Find the lines that hold the word "http" and return them.

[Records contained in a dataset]
* START *

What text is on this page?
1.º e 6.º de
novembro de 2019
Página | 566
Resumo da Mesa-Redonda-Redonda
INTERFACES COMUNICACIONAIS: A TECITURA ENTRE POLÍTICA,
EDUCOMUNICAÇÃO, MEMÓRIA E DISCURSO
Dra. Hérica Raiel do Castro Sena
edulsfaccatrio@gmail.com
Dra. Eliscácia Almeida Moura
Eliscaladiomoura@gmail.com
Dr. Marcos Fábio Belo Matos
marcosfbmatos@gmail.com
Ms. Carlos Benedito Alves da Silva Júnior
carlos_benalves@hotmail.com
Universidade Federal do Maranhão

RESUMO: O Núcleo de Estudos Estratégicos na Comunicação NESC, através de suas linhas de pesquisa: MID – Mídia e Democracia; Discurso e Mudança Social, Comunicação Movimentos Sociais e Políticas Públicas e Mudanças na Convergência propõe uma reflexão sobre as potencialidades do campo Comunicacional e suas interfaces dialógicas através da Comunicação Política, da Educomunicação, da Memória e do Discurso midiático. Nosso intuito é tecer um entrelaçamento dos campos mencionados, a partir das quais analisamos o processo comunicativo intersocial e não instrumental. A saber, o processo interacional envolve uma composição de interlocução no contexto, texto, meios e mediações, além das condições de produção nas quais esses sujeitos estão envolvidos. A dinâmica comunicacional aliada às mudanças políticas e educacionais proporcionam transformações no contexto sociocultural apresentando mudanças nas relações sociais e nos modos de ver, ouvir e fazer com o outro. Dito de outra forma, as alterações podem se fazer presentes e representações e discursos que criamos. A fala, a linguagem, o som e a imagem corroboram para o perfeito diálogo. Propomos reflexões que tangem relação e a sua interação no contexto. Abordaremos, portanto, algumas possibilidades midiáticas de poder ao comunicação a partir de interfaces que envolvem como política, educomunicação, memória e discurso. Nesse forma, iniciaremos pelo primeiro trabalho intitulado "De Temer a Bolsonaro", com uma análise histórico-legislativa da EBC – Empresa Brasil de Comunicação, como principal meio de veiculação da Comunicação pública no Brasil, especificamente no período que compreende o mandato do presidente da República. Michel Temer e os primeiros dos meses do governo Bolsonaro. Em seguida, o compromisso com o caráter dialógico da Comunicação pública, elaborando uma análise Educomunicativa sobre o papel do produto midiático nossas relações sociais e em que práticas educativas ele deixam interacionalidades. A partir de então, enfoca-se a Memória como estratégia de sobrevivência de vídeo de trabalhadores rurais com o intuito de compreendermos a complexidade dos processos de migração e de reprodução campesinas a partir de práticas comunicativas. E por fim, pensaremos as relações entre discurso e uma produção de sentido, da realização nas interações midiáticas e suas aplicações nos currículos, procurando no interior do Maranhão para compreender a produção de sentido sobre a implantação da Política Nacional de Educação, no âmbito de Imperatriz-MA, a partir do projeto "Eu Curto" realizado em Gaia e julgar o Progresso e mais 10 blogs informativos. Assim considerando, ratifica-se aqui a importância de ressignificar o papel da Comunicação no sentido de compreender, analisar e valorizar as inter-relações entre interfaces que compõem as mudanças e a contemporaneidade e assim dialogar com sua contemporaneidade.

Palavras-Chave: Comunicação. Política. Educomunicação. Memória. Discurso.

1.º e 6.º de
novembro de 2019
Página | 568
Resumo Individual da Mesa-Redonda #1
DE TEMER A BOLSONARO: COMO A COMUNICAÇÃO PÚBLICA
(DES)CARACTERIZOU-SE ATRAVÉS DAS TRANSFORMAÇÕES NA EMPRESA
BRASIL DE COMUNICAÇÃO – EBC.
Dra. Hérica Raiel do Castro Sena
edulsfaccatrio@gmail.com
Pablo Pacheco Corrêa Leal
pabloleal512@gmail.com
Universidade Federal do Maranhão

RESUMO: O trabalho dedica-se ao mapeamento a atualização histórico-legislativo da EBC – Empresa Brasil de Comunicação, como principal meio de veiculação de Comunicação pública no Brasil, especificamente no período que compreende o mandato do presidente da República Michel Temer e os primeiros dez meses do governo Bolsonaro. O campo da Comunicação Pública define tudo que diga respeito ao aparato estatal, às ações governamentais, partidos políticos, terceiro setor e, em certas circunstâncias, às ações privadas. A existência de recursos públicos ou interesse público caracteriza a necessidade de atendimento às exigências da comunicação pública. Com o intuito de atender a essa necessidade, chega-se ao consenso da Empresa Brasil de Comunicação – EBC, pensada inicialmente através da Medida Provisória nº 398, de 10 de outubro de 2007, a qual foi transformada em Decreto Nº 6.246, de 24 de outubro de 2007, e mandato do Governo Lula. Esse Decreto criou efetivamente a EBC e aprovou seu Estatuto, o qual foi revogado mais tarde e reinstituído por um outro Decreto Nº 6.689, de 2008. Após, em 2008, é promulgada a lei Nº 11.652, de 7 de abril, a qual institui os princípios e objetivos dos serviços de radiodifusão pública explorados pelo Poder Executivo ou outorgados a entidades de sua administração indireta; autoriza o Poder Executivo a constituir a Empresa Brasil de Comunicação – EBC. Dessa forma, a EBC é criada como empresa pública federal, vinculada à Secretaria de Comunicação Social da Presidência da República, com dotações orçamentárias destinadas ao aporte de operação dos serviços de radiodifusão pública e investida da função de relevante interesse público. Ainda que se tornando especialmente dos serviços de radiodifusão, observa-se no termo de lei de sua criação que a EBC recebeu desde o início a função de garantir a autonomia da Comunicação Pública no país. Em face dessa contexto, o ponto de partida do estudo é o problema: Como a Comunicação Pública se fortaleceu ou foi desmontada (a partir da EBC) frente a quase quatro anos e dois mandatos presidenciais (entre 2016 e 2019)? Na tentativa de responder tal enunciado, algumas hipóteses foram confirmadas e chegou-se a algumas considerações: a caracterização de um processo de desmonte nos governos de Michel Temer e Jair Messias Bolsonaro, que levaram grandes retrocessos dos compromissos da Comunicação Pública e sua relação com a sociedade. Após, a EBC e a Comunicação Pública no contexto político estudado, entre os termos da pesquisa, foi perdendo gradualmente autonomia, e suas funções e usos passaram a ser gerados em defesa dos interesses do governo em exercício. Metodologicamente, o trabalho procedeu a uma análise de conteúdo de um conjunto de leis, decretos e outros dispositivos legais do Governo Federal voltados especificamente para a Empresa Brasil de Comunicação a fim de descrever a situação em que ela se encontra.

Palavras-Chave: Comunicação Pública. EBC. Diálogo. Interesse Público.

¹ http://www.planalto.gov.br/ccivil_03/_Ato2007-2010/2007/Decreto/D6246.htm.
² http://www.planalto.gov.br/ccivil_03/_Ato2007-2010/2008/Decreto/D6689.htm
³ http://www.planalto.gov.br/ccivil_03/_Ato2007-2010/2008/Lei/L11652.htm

* END *

> **The reply**:
¹ http://www.planalto.gov.br/ccivil_03/_Ato2007-2010/2007/Decreto/D6246.htm.
² http://www.planalto.gov.br/ccivil_03/_Ato2007-2010/2008/Decreto/D6689.htm
³ http://www.planalto.gov.br/ccivil_03/_Ato2007-2010/2008/Lei/L11652.htm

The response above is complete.